>> BEGIN
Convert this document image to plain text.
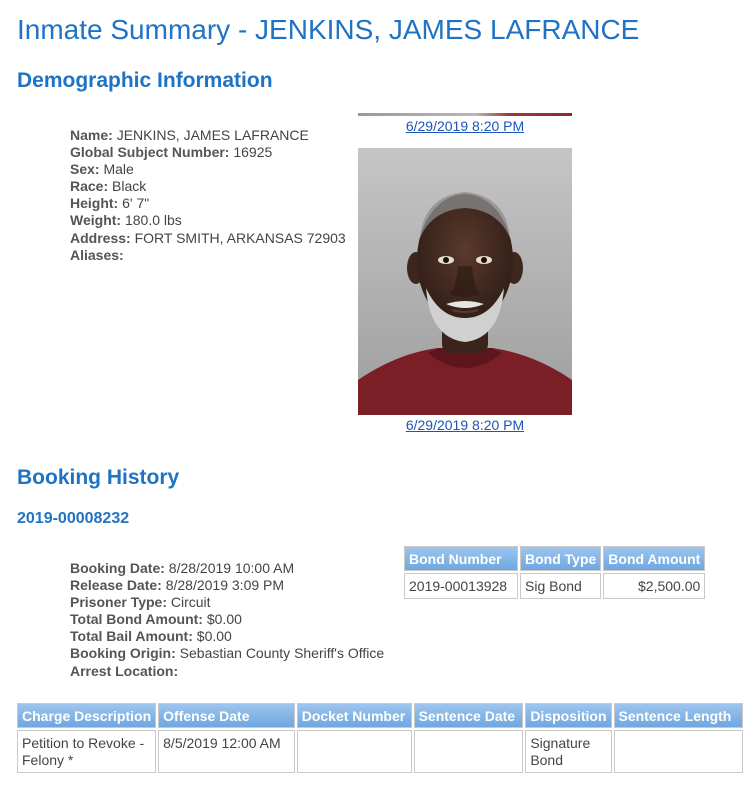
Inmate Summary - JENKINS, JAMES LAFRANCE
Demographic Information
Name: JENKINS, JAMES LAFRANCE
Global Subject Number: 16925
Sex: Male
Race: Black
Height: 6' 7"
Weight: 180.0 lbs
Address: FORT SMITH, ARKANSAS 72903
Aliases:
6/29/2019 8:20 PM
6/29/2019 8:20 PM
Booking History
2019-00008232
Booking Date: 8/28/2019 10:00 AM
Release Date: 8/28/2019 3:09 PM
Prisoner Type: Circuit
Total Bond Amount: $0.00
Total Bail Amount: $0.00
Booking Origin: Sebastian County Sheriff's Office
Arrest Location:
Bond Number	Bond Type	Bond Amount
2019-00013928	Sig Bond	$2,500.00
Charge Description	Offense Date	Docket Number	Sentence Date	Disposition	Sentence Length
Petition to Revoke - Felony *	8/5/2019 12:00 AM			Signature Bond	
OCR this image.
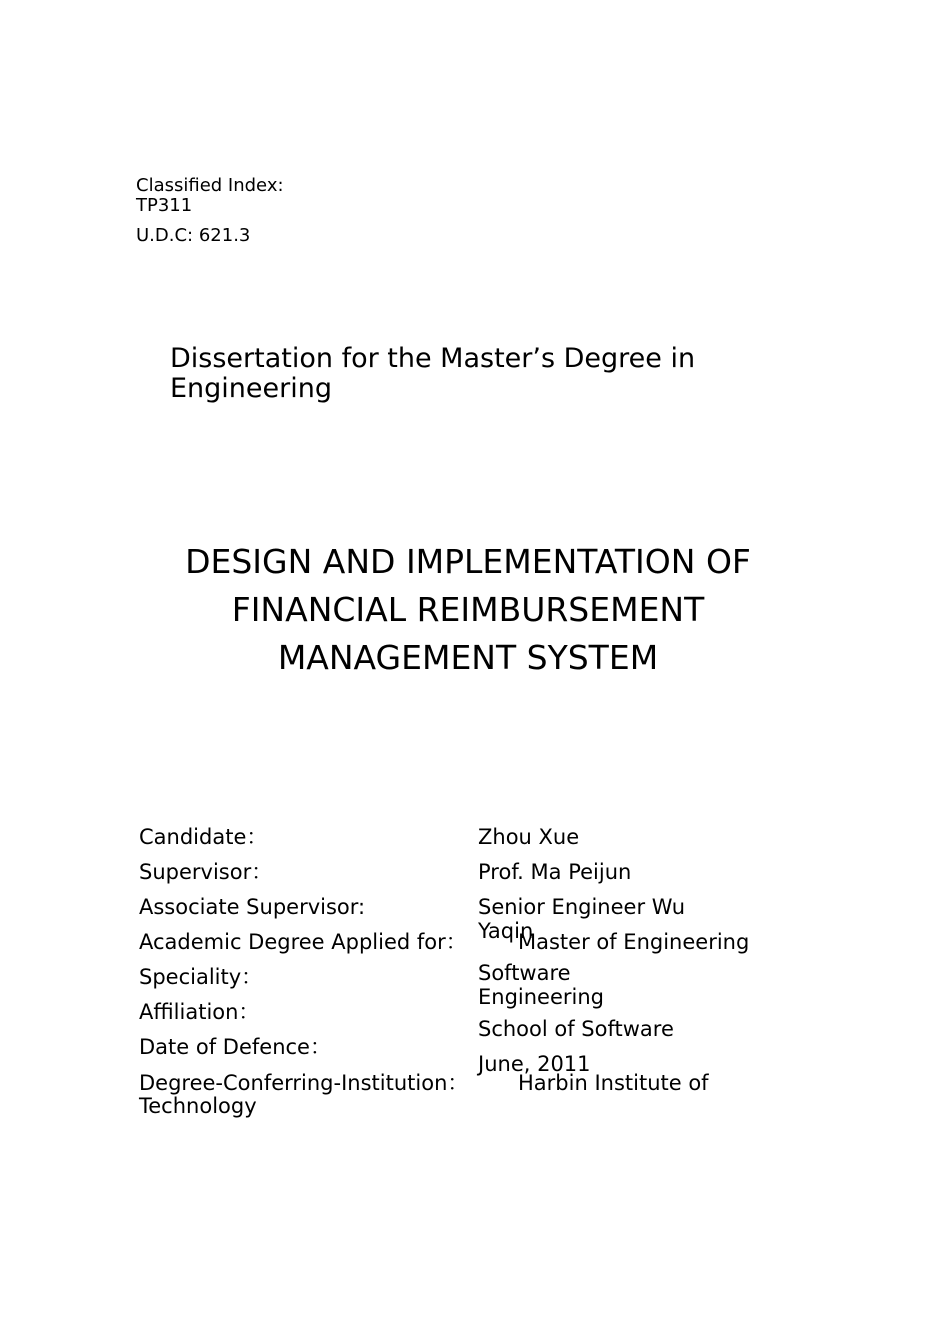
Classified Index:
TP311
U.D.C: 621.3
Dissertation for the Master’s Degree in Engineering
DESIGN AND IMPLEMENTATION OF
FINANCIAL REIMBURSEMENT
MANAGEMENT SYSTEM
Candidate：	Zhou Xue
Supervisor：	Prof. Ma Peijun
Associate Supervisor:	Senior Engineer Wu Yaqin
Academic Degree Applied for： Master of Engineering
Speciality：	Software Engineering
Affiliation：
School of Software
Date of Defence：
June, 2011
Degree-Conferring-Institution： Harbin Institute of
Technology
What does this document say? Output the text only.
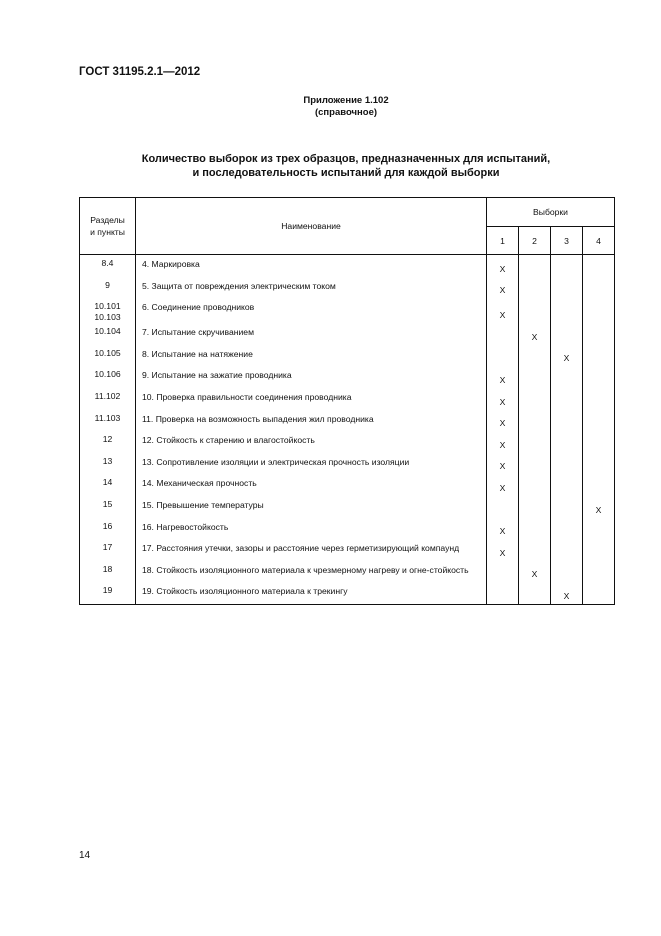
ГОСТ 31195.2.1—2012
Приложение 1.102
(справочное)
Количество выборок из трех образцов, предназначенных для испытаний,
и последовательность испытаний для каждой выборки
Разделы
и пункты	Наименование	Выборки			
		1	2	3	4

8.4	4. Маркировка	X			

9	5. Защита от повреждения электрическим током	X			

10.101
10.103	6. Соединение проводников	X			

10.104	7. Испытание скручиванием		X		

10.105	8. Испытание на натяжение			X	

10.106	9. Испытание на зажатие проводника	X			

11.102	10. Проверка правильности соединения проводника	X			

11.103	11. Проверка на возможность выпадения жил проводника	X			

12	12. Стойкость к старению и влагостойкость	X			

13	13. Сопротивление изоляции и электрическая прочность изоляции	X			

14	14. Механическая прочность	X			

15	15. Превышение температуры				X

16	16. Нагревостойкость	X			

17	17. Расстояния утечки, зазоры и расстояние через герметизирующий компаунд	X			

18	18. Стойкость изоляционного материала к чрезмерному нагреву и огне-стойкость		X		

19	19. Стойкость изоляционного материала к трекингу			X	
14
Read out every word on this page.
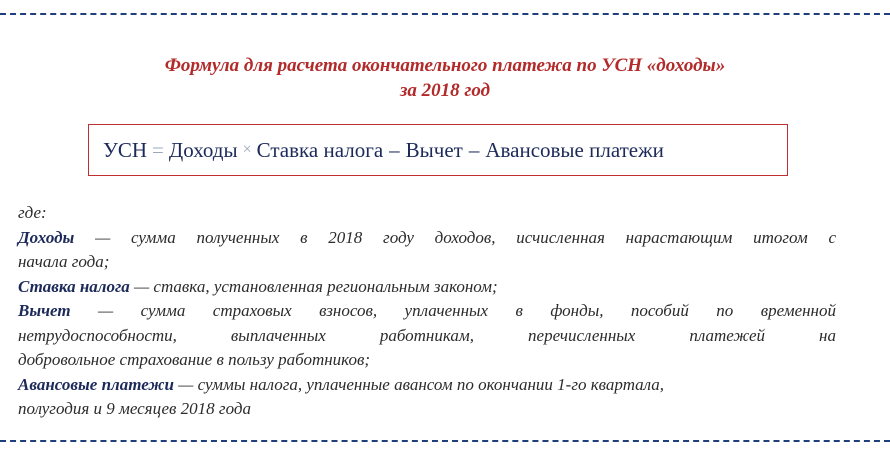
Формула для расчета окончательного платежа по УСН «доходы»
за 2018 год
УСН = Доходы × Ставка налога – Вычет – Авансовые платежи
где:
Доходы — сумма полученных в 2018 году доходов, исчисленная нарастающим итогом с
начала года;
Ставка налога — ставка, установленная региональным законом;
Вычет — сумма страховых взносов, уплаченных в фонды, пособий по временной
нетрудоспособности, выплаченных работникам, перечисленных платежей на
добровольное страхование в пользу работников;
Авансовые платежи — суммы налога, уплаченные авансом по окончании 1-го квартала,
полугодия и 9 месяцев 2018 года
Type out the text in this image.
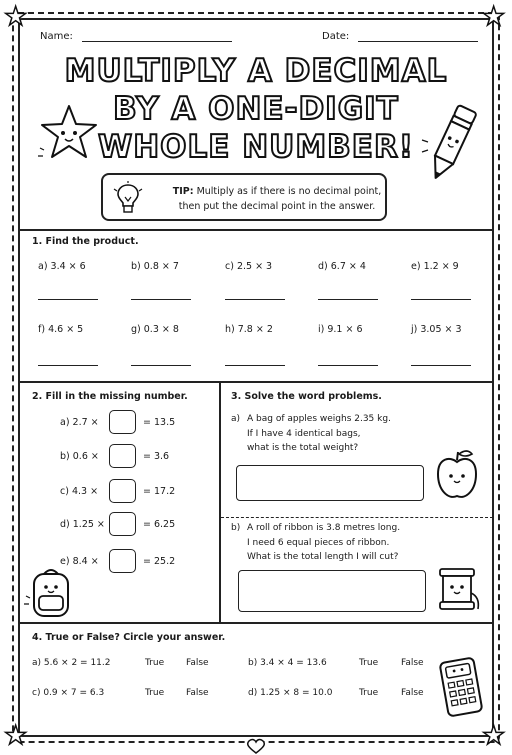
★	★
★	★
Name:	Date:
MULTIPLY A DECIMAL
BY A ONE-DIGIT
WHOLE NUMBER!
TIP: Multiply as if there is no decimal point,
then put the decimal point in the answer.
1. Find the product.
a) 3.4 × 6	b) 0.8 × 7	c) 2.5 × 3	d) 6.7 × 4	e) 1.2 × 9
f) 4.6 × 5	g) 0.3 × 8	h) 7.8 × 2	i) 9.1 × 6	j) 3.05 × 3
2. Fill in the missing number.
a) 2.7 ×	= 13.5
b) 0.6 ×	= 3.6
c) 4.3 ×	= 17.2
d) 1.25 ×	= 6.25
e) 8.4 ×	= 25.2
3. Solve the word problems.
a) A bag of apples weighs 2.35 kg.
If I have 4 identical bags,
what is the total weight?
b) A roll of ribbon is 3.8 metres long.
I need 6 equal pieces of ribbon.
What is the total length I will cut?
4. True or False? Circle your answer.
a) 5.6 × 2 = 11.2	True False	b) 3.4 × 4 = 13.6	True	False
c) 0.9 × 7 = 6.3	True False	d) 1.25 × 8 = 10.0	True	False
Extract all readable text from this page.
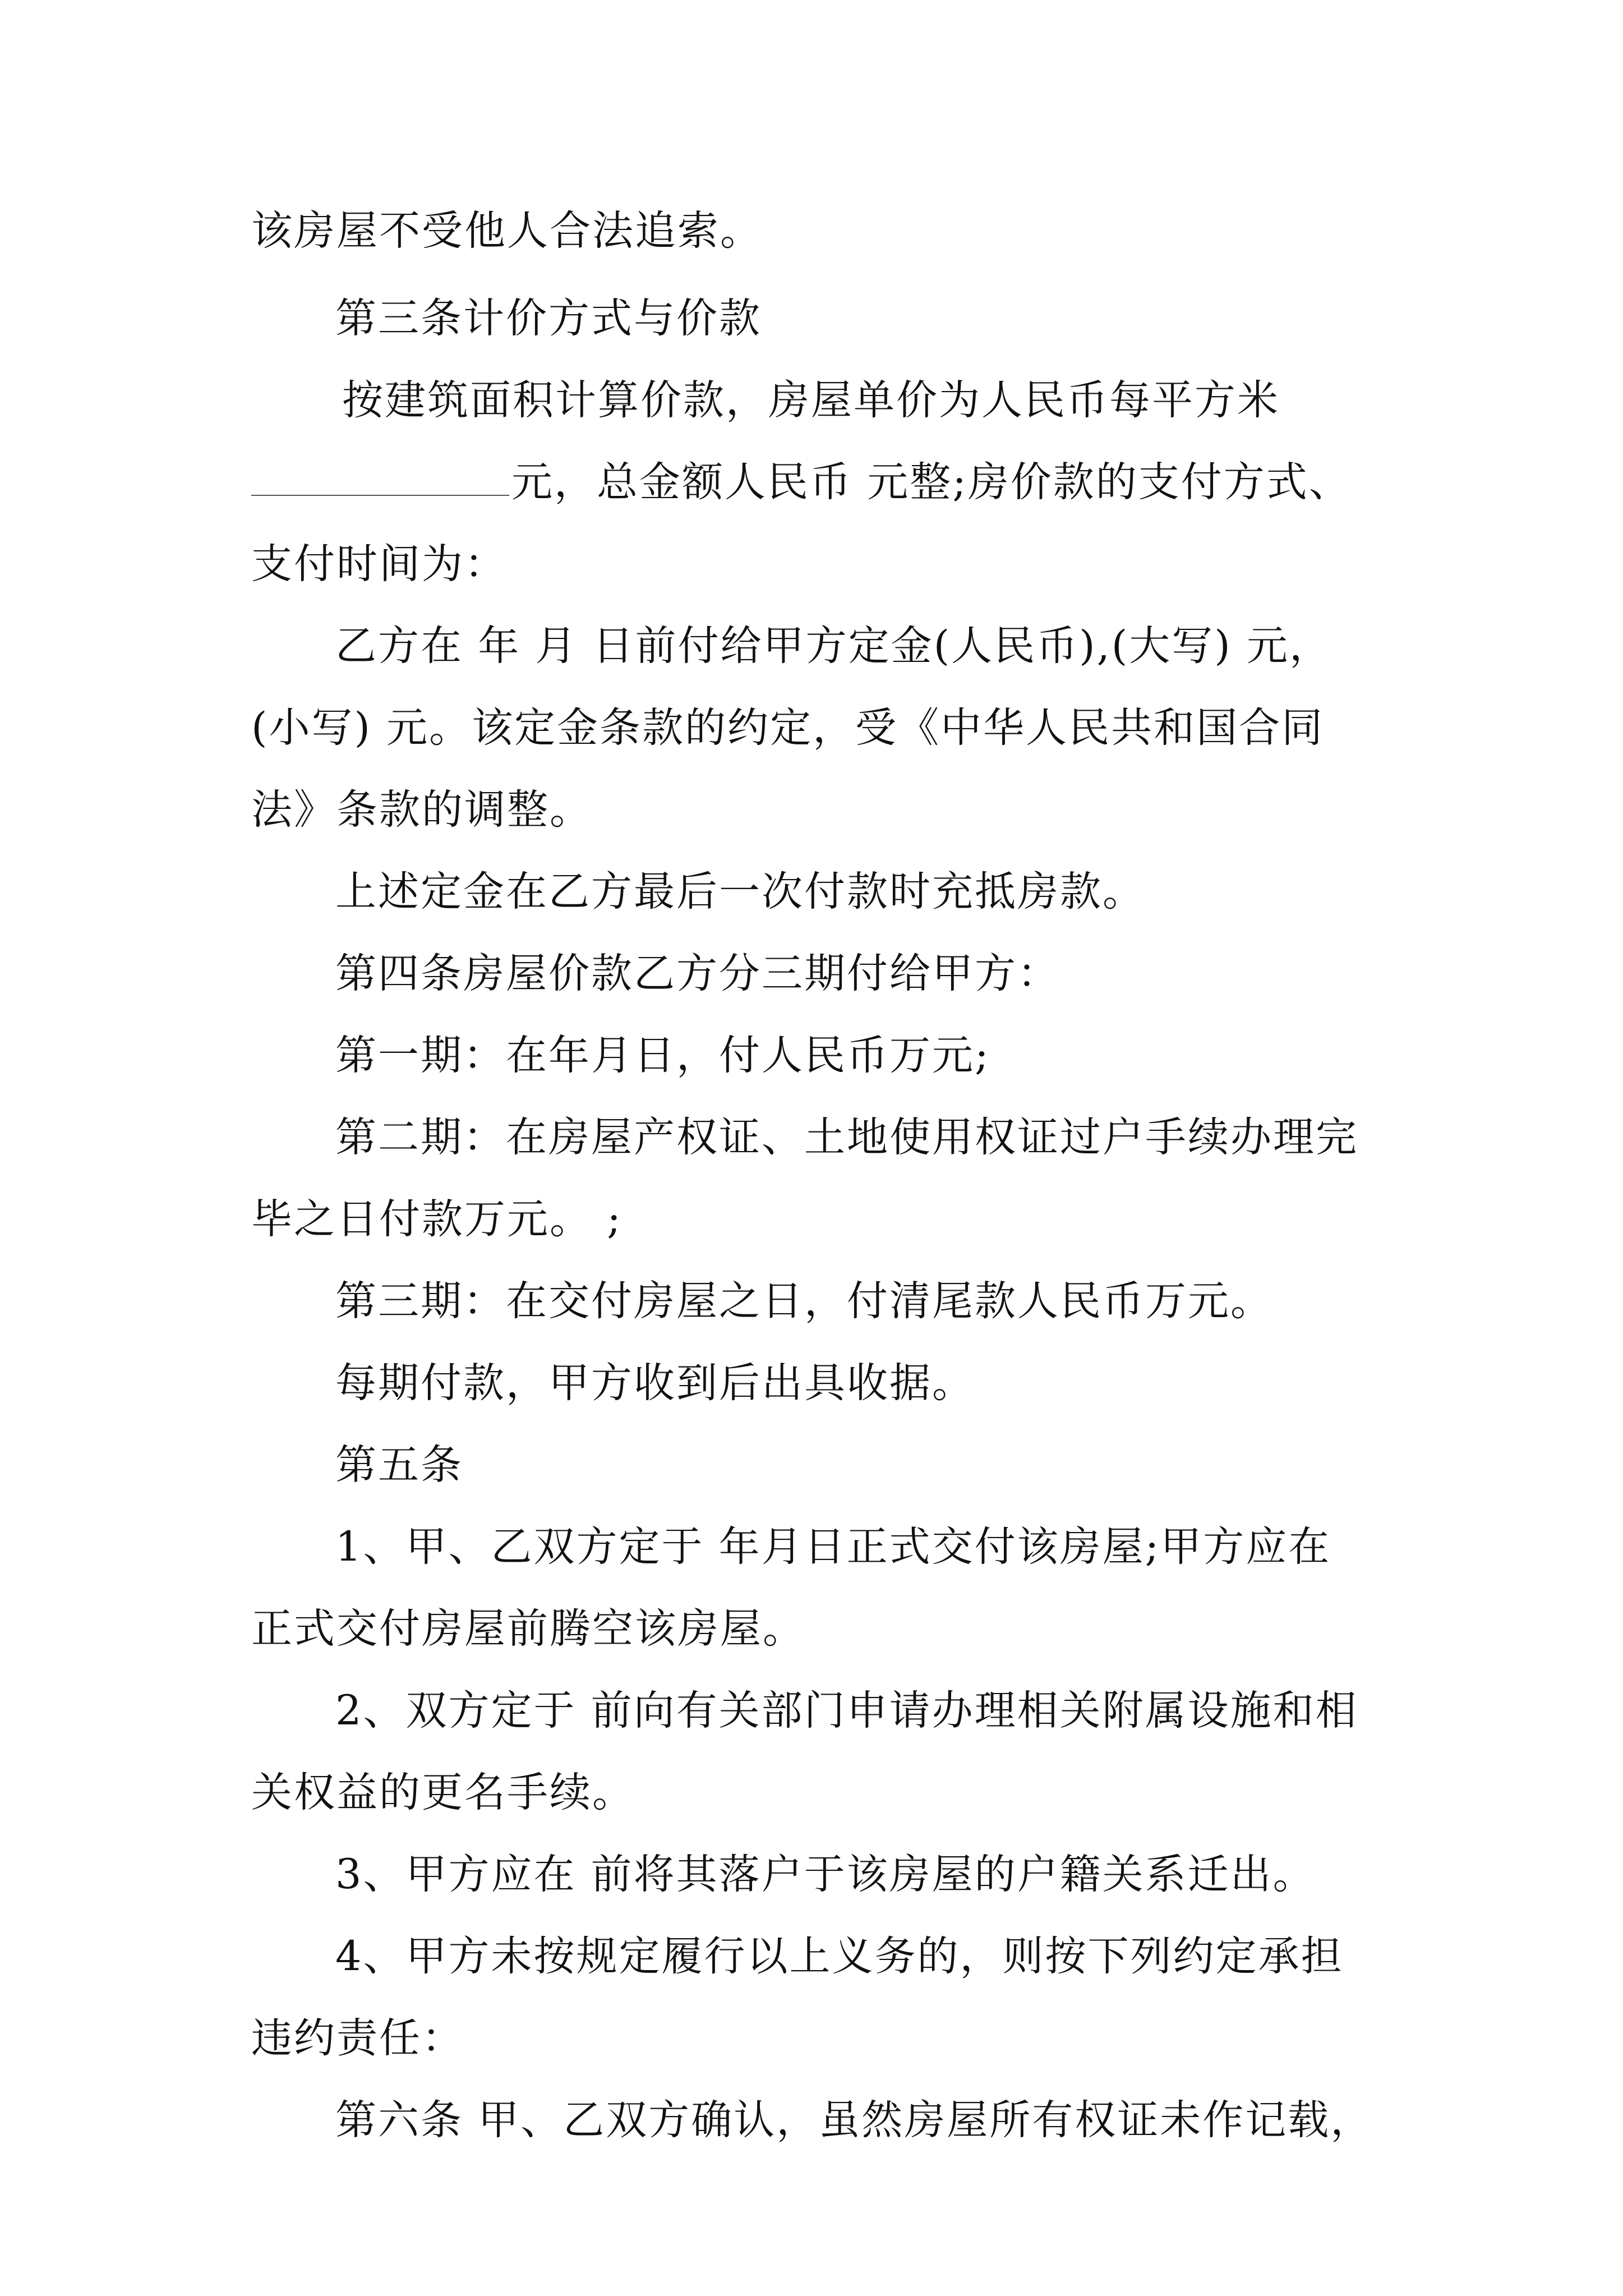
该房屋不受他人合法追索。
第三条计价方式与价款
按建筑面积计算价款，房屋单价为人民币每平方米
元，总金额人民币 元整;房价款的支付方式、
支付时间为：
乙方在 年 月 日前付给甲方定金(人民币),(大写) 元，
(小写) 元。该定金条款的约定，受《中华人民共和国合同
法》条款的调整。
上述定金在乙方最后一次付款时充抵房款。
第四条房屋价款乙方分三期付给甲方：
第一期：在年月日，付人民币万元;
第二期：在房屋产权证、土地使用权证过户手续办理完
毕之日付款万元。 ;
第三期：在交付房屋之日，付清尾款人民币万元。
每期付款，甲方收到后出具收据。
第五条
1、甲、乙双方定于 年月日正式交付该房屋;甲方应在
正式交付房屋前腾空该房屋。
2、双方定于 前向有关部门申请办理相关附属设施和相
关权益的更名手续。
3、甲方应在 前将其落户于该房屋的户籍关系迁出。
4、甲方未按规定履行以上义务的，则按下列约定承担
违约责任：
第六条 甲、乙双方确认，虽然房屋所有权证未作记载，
>> END
[OBJECTIVE]
Go through the entries above and pull out each line with "Ставка" in it.

[COMPLETE RESPONSE]
УСН = Доходы × Ставка налога – Вычет – Авансовые платежи
Ставка налога — ставка, установленная региональным законом;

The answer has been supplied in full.